**WHAT IS REQUIRED**
Records follow. Pull out every line that contains "size".
───── INFORMATION SHOWN
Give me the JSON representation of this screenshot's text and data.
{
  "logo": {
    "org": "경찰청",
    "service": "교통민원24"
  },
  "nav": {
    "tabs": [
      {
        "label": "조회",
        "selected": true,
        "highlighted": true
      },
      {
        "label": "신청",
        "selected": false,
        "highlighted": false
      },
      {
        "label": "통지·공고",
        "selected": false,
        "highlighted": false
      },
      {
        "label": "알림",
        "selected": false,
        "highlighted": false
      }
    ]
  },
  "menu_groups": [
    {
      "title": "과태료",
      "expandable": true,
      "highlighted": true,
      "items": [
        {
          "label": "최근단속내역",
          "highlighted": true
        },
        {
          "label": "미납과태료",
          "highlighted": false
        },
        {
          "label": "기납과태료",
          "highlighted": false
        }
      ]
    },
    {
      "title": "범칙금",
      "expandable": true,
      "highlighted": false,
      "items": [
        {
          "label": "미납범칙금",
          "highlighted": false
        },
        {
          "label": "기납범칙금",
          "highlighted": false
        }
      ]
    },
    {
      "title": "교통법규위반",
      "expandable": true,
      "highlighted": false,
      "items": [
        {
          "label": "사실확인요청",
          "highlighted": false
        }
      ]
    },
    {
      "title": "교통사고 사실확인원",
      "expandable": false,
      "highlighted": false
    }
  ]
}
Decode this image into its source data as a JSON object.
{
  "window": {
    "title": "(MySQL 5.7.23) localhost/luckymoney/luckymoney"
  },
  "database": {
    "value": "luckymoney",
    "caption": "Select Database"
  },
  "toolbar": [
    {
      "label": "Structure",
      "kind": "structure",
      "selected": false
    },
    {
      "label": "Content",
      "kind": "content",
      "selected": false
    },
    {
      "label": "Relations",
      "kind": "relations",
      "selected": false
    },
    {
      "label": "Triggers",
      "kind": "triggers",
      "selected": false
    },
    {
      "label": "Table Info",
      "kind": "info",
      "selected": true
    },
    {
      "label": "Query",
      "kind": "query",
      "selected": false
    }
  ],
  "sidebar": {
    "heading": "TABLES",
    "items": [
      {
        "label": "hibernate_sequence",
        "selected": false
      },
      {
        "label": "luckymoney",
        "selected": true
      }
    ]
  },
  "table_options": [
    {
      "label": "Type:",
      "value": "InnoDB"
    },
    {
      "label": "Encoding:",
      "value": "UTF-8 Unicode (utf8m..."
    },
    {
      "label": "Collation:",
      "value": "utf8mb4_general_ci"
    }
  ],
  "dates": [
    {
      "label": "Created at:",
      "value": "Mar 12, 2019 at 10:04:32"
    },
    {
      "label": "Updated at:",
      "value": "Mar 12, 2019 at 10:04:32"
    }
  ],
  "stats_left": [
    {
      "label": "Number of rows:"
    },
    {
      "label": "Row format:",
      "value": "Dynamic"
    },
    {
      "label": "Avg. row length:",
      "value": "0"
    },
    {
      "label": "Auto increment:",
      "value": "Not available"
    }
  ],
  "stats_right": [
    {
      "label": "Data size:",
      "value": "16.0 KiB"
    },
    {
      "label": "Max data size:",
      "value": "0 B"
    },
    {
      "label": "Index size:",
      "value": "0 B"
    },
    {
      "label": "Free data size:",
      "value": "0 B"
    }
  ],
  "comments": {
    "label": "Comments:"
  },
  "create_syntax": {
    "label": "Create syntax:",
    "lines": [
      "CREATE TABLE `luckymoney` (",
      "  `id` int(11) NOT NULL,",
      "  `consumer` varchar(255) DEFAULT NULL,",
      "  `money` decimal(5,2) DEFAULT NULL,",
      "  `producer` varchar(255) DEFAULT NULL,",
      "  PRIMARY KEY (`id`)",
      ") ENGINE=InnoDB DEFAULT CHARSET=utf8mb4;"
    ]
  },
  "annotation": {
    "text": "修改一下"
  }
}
──────────
**EXERCISE OUTPUT**
      "label": "Data size:",
      "label": "Max data size:",
      "label": "Index size:",
      "label": "Free data size:",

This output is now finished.